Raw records
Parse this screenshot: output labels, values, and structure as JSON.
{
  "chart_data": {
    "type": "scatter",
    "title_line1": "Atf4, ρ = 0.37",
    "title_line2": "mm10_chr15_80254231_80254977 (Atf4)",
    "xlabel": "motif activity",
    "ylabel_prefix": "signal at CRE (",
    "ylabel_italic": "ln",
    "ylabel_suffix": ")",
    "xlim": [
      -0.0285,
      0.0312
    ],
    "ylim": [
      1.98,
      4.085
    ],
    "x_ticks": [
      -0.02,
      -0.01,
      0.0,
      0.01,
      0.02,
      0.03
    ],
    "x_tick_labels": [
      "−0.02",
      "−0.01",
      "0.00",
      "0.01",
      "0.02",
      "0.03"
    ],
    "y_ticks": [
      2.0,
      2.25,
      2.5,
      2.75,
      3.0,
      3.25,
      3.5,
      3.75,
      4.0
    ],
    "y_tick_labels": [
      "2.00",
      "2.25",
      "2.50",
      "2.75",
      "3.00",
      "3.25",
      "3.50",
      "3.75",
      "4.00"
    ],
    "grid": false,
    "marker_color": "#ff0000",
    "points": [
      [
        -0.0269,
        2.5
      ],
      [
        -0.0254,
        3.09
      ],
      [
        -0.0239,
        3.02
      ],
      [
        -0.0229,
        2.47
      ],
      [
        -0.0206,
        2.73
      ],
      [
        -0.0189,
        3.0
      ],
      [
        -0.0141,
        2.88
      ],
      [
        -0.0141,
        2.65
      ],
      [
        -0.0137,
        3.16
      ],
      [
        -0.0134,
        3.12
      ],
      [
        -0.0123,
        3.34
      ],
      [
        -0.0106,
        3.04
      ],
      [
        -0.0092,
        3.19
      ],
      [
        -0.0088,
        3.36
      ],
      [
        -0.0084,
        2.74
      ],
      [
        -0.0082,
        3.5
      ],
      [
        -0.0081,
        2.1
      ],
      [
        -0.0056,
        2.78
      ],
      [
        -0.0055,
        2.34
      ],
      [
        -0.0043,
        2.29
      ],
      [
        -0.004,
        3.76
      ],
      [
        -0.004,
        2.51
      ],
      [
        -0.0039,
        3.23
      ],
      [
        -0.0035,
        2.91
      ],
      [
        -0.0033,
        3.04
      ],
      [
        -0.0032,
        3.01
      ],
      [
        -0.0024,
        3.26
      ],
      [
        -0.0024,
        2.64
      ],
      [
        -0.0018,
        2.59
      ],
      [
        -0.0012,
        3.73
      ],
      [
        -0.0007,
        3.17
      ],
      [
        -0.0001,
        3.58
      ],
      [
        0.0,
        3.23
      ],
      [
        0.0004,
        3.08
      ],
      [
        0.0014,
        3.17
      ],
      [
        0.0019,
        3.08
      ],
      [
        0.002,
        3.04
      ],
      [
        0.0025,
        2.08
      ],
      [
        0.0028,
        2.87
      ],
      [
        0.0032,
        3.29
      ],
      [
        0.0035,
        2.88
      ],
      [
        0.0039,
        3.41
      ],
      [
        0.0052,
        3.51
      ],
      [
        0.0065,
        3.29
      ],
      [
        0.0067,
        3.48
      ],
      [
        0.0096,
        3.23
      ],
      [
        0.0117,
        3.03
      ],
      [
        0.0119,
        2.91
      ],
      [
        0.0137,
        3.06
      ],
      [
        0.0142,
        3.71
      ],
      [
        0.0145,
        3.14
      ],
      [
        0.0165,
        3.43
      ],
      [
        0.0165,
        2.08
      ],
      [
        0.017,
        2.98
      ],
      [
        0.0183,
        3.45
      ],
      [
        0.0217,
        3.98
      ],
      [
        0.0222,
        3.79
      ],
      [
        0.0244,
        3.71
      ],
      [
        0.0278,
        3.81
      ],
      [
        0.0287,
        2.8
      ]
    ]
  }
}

Set problem: Go through the records above and set each one down exactly, please.

Full response:
Parse this screenshot: output labels, values, and structure as JSON.
{
  "chart_data": {
    "type": "scatter",
    "title_line1": "Atf4, ρ = 0.37",
    "title_line2": "mm10_chr15_80254231_80254977 (Atf4)",
    "xlabel": "motif activity",
    "ylabel_prefix": "signal at CRE (",
    "ylabel_italic": "ln",
    "ylabel_suffix": ")",
    "xlim": [
      -0.0285,
      0.0312
    ],
    "ylim": [
      1.98,
      4.085
    ],
    "x_ticks": [
      -0.02,
      -0.01,
      0.0,
      0.01,
      0.02,
      0.03
    ],
    "x_tick_labels": [
      "−0.02",
      "−0.01",
      "0.00",
      "0.01",
      "0.02",
      "0.03"
    ],
    "y_ticks": [
      2.0,
      2.25,
      2.5,
      2.75,
      3.0,
      3.25,
      3.5,
      3.75,
      4.0
    ],
    "y_tick_labels": [
      "2.00",
      "2.25",
      "2.50",
      "2.75",
      "3.00",
      "3.25",
      "3.50",
      "3.75",
      "4.00"
    ],
    "grid": false,
    "marker_color": "#ff0000",
    "points": [
      [
        -0.0269,
        2.5
      ],
      [
        -0.0254,
        3.09
      ],
      [
        -0.0239,
        3.02
      ],
      [
        -0.0229,
        2.47
      ],
      [
        -0.0206,
        2.73
      ],
      [
        -0.0189,
        3.0
      ],
      [
        -0.0141,
        2.88
      ],
      [
        -0.0141,
        2.65
      ],
      [
        -0.0137,
        3.16
      ],
      [
        -0.0134,
        3.12
      ],
      [
        -0.0123,
        3.34
      ],
      [
        -0.0106,
        3.04
      ],
      [
        -0.0092,
        3.19
      ],
      [
        -0.0088,
        3.36
      ],
      [
        -0.0084,
        2.74
      ],
      [
        -0.0082,
        3.5
      ],
      [
        -0.0081,
        2.1
      ],
      [
        -0.0056,
        2.78
      ],
      [
        -0.0055,
        2.34
      ],
      [
        -0.0043,
        2.29
      ],
      [
        -0.004,
        3.76
      ],
      [
        -0.004,
        2.51
      ],
      [
        -0.0039,
        3.23
      ],
      [
        -0.0035,
        2.91
      ],
      [
        -0.0033,
        3.04
      ],
      [
        -0.0032,
        3.01
      ],
      [
        -0.0024,
        3.26
      ],
      [
        -0.0024,
        2.64
      ],
      [
        -0.0018,
        2.59
      ],
      [
        -0.0012,
        3.73
      ],
      [
        -0.0007,
        3.17
      ],
      [
        -0.0001,
        3.58
      ],
      [
        0.0,
        3.23
      ],
      [
        0.0004,
        3.08
      ],
      [
        0.0014,
        3.17
      ],
      [
        0.0019,
        3.08
      ],
      [
        0.002,
        3.04
      ],
      [
        0.0025,
        2.08
      ],
      [
        0.0028,
        2.87
      ],
      [
        0.0032,
        3.29
      ],
      [
        0.0035,
        2.88
      ],
      [
        0.0039,
        3.41
      ],
      [
        0.0052,
        3.51
      ],
      [
        0.0065,
        3.29
      ],
      [
        0.0067,
        3.48
      ],
      [
        0.0096,
        3.23
      ],
      [
        0.0117,
        3.03
      ],
      [
        0.0119,
        2.91
      ],
      [
        0.0137,
        3.06
      ],
      [
        0.0142,
        3.71
      ],
      [
        0.0145,
        3.14
      ],
      [
        0.0165,
        3.43
      ],
      [
        0.0165,
        2.08
      ],
      [
        0.017,
        2.98
      ],
      [
        0.0183,
        3.45
      ],
      [
        0.0217,
        3.98
      ],
      [
        0.0222,
        3.79
      ],
      [
        0.0244,
        3.71
      ],
      [
        0.0278,
        3.81
      ],
      [
        0.0287,
        2.8
      ]
    ]
  }
}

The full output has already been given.